## GIVEN EXERCISE
Find every line in the records below that contains the word "Syparis", and copy each such line.

## DATA SHOWN
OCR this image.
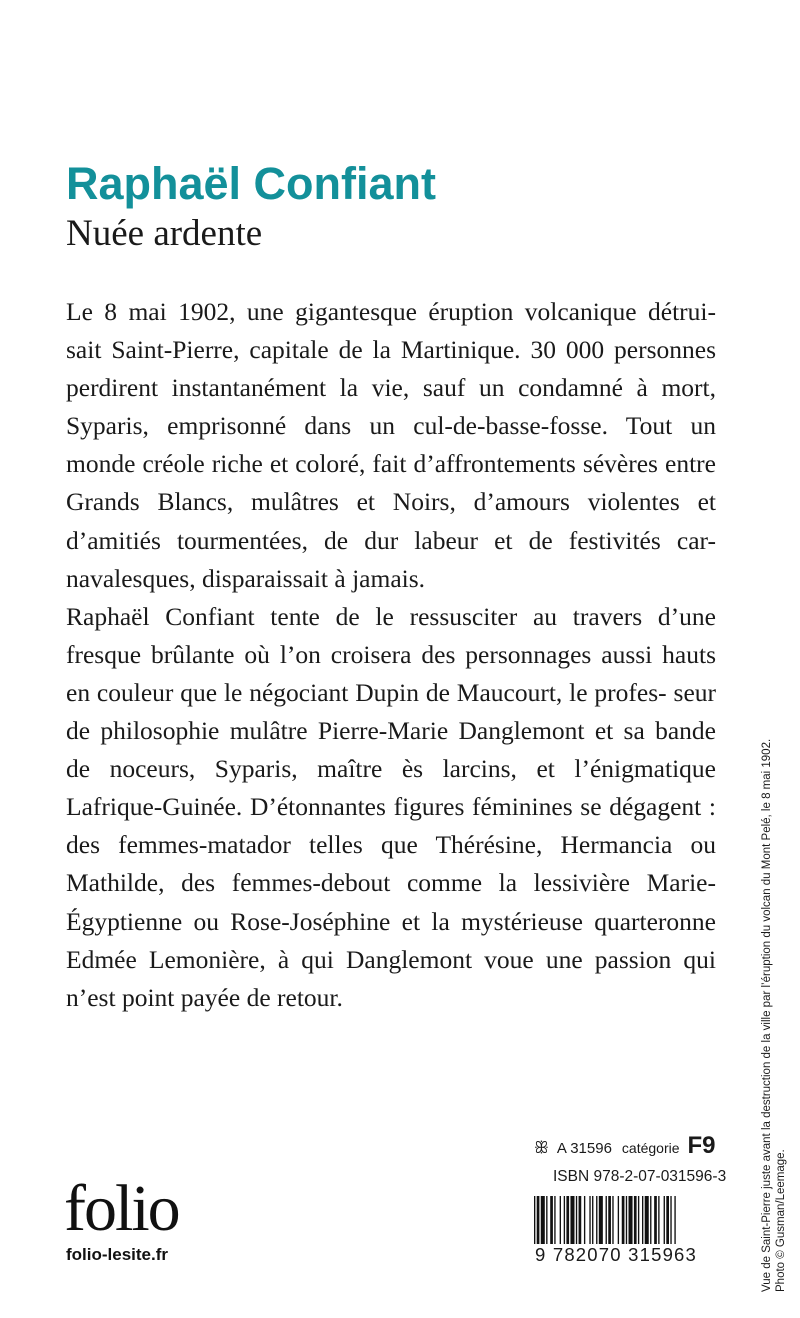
Raphaël Confiant
Nuée ardente

Le 8 mai 1902, une gigantesque éruption volcanique détrui- sait Saint-Pierre, capitale de la Martinique. 30 000 personnes perdirent instantanément la vie, sauf un condamné à mort, Syparis, emprisonné dans un cul-de-basse-fosse. Tout un monde créole riche et coloré, fait d’affrontements sévères entre Grands Blancs, mulâtres et Noirs, d’amours violentes et d’amitiés tourmentées, de dur labeur et de festivités car- navalesques, disparaissait à jamais.

Raphaël Confiant tente de le ressusciter au travers d’une fresque brûlante où l’on croisera des personnages aussi hauts en couleur que le négociant Dupin de Maucourt, le profes- seur de philosophie mulâtre Pierre-Marie Danglemont et sa bande de noceurs, Syparis, maître ès larcins, et l’énigmatique Lafrique-Guinée. D’étonnantes figures féminines se dégagent : des femmes-matador telles que Thérésine, Hermancia ou Mathilde, des femmes-debout comme la lessivière Marie- Égyptienne ou Rose-Joséphine et la mystérieuse quarteronne Edmée Lemonière, à qui Danglemont voue une passion qui n’est point payée de retour.	Vue de Saint-Pierre juste avant la destruction de la ville par l’éruption du volcan du Mont Pelé, le 8 mai 1902. Photo © Gusman/Leemage.
ꕥ A 31596 catégorie F9
ISBN 978-2-07-031596-3
folio
folio-lesite.fr	9 782070 315963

## COMPLETE RESPONSE
Le 8 mai 1902, une gigantesque éruption volcanique détrui- sait Saint-Pierre, capitale de la Martinique. 30 000 personnes perdirent instantanément la vie, sauf un condamné à mort, Syparis, emprisonné dans un cul-de-basse-fosse. Tout un monde créole riche et coloré, fait d’affrontements sévères entre Grands Blancs, mulâtres et Noirs, d’amours violentes et d’amitiés tourmentées, de dur labeur et de festivités car- navalesques, disparaissait à jamais.
Raphaël Confiant tente de le ressusciter au travers d’une fresque brûlante où l’on croisera des personnages aussi hauts en couleur que le négociant Dupin de Maucourt, le profes- seur de philosophie mulâtre Pierre-Marie Danglemont et sa bande de noceurs, Syparis, maître ès larcins, et l’énigmatique Lafrique-Guinée. D’étonnantes figures féminines se dégagent : des femmes-matador telles que Thérésine, Hermancia ou Mathilde, des femmes-debout comme la lessivière Marie- Égyptienne ou Rose-Joséphine et la mystérieuse quarteronne Edmée Lemonière, à qui Danglemont voue une passion qui n’est point payée de retour.	Vue de Saint-Pierre juste avant la destruction de la ville par l’éruption du volcan du Mont Pelé, le 8 mai 1902. Photo © Gusman/Leemage.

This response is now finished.